▶ Your goal
Where a line in the listing contains the string "this", copy that line out.

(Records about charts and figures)
┌──
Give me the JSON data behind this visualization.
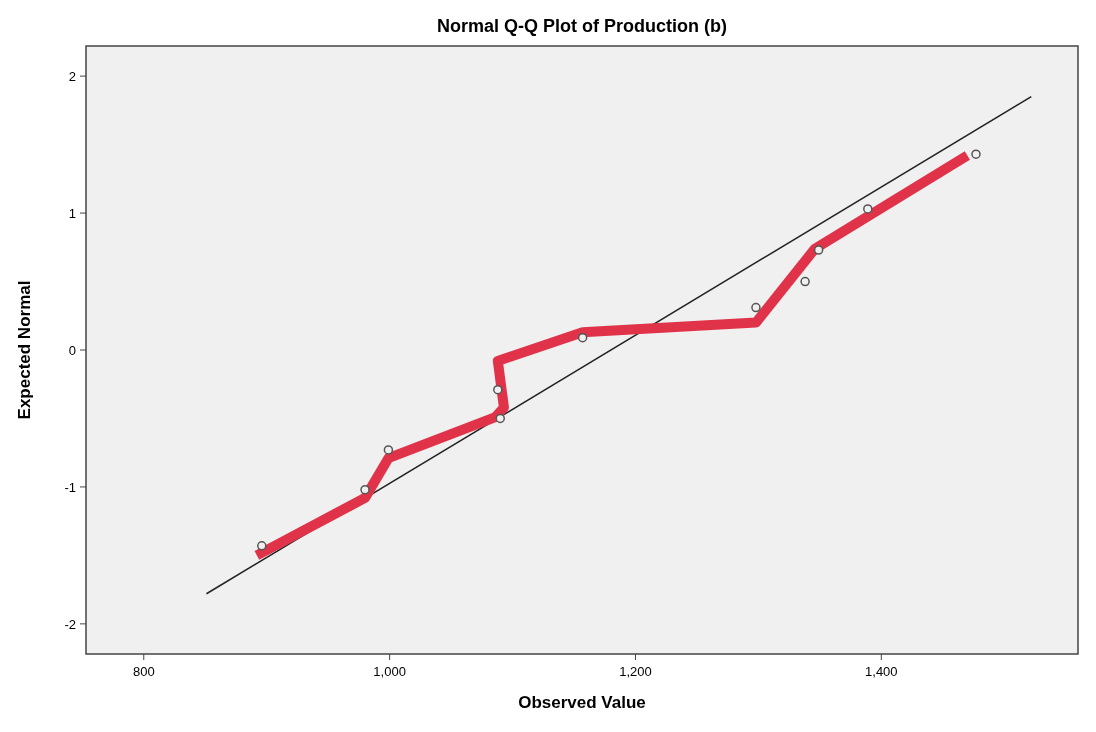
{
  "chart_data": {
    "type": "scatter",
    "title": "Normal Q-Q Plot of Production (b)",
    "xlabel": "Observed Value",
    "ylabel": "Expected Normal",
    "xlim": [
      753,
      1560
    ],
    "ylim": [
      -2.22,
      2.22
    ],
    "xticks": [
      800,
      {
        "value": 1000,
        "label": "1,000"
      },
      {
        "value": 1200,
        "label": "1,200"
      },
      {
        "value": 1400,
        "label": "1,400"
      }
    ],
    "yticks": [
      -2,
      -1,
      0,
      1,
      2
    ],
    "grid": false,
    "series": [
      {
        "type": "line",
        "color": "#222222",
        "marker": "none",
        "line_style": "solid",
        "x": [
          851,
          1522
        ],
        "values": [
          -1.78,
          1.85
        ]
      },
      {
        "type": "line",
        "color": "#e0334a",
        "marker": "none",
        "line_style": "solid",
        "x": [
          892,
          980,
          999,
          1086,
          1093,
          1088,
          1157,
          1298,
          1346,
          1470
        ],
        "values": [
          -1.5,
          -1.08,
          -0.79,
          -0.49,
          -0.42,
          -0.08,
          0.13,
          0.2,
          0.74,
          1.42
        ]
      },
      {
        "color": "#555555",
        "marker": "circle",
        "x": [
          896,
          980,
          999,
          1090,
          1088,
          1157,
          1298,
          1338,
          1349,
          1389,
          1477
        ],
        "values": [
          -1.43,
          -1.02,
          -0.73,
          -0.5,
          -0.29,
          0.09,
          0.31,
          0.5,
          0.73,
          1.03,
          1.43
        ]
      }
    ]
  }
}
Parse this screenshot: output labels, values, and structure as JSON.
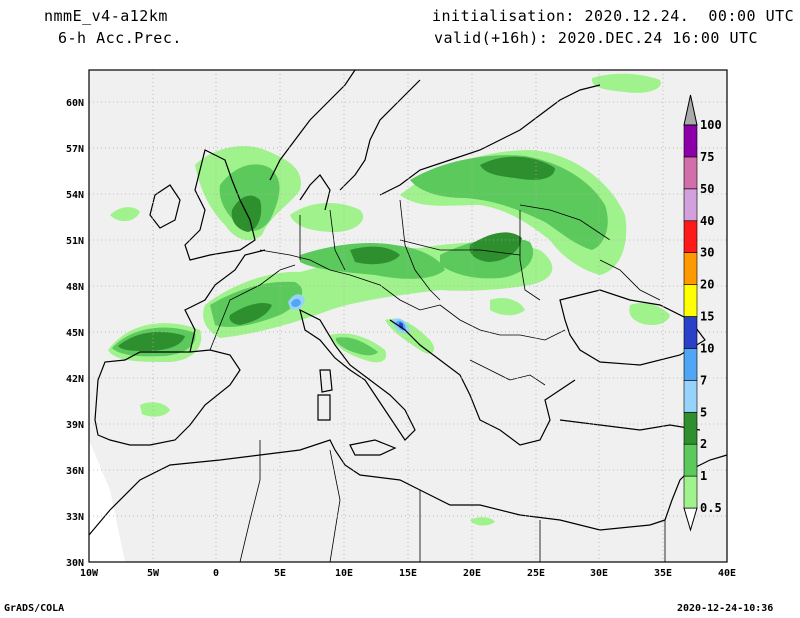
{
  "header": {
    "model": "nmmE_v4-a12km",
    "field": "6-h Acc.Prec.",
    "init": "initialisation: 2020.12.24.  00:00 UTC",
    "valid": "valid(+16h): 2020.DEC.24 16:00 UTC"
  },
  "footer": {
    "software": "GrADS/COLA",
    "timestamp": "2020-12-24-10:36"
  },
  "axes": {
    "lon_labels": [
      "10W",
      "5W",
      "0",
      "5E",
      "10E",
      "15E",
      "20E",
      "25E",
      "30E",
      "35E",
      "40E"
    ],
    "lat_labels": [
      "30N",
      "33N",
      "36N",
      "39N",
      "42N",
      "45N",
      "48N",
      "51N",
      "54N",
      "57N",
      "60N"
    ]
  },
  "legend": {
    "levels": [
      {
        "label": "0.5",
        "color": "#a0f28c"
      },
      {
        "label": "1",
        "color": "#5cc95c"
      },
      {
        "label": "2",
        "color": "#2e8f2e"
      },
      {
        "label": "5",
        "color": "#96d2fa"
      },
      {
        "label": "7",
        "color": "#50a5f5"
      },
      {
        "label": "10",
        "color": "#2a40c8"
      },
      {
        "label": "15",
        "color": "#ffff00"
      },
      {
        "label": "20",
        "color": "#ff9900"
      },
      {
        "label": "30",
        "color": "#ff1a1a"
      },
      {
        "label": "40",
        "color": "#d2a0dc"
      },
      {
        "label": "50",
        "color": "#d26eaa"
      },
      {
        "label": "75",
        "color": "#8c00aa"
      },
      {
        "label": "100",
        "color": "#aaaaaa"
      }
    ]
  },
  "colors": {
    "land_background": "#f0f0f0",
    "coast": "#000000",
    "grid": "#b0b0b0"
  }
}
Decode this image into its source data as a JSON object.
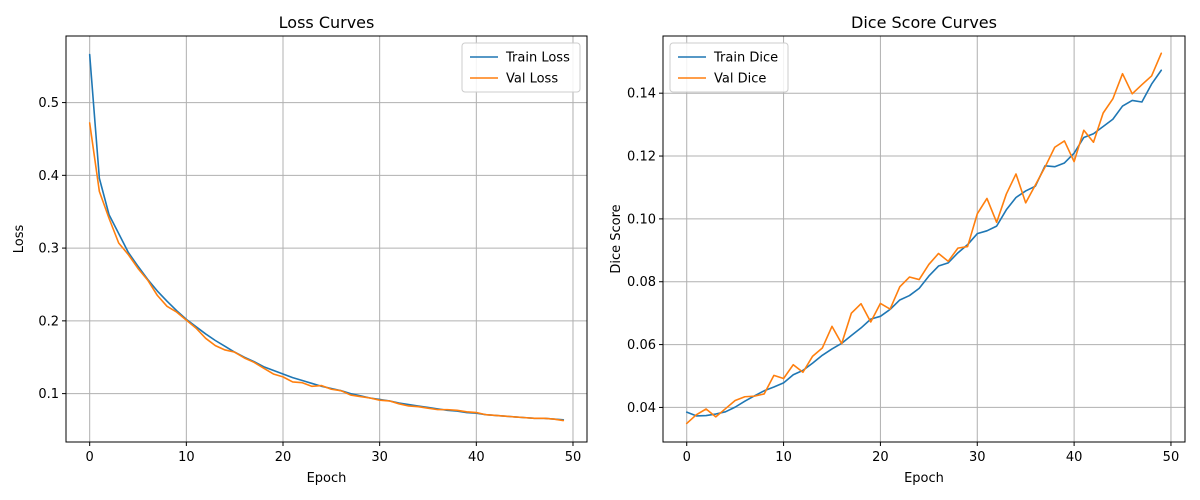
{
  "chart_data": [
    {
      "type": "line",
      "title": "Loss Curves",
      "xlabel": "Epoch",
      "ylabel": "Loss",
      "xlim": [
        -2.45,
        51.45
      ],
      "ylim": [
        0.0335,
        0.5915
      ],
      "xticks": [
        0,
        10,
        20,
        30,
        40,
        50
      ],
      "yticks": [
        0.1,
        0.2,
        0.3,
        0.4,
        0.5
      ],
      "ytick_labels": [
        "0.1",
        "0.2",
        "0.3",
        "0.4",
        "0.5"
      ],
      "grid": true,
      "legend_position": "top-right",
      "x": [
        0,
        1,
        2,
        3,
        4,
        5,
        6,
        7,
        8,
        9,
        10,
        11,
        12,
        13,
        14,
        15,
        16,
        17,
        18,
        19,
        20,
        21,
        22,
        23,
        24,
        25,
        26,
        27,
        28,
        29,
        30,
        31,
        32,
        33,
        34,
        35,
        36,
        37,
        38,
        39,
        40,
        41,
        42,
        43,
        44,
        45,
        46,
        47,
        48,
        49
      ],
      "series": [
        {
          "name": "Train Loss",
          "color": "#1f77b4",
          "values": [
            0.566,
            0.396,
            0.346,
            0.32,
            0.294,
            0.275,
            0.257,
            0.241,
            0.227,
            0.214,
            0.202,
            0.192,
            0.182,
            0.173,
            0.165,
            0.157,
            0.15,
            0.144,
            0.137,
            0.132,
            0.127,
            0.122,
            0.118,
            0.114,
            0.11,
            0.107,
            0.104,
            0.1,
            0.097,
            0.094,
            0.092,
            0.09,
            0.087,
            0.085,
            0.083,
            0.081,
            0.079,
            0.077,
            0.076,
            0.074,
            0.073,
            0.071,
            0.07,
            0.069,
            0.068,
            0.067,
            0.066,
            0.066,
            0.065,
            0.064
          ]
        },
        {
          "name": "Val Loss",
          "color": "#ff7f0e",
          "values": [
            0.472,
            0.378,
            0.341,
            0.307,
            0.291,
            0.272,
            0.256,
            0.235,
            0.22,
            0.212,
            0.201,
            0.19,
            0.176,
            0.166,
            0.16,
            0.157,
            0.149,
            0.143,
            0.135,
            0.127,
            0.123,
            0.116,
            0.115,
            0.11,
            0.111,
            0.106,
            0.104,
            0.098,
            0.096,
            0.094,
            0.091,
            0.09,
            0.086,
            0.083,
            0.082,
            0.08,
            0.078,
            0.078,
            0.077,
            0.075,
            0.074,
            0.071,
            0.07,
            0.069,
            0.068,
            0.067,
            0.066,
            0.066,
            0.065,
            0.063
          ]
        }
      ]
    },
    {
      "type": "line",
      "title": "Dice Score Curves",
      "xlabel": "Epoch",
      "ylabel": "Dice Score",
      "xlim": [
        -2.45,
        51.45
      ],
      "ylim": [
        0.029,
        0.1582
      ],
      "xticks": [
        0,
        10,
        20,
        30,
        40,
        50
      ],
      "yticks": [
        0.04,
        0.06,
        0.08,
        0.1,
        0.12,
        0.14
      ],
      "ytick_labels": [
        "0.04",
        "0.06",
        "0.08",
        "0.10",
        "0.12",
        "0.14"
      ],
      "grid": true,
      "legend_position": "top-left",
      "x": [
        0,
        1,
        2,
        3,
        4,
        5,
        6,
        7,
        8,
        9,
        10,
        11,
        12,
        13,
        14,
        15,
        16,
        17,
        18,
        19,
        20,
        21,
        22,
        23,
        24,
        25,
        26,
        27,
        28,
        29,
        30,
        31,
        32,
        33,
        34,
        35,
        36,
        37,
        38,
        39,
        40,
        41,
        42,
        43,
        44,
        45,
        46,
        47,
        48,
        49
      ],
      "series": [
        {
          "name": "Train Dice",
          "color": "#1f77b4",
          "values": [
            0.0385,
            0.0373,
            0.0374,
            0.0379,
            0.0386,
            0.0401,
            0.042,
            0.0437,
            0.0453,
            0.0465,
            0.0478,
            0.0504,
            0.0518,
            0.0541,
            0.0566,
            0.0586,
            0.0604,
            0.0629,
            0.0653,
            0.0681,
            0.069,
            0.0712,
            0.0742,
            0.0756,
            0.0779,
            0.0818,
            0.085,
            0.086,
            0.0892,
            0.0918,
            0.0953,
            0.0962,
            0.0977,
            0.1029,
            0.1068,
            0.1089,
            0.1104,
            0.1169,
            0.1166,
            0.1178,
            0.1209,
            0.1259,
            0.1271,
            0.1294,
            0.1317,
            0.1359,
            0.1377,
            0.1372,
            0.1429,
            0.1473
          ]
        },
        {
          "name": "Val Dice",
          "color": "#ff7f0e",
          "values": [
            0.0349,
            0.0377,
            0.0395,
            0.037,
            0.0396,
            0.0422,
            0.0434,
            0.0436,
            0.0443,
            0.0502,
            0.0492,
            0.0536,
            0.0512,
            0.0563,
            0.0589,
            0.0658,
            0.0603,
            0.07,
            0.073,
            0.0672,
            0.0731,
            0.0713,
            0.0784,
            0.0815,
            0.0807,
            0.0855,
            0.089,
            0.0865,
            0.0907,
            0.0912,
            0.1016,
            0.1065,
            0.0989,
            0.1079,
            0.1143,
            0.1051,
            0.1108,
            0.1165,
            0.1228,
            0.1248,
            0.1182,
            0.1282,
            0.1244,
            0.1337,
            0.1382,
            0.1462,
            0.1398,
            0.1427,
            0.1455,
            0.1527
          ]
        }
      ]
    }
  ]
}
└──
▶ Response to the exercise
Give me the JSON data behind this visualization.
Parse this screenshot: output labels, values, and structure as JSON.
Decode this image into its source data as a JSON object.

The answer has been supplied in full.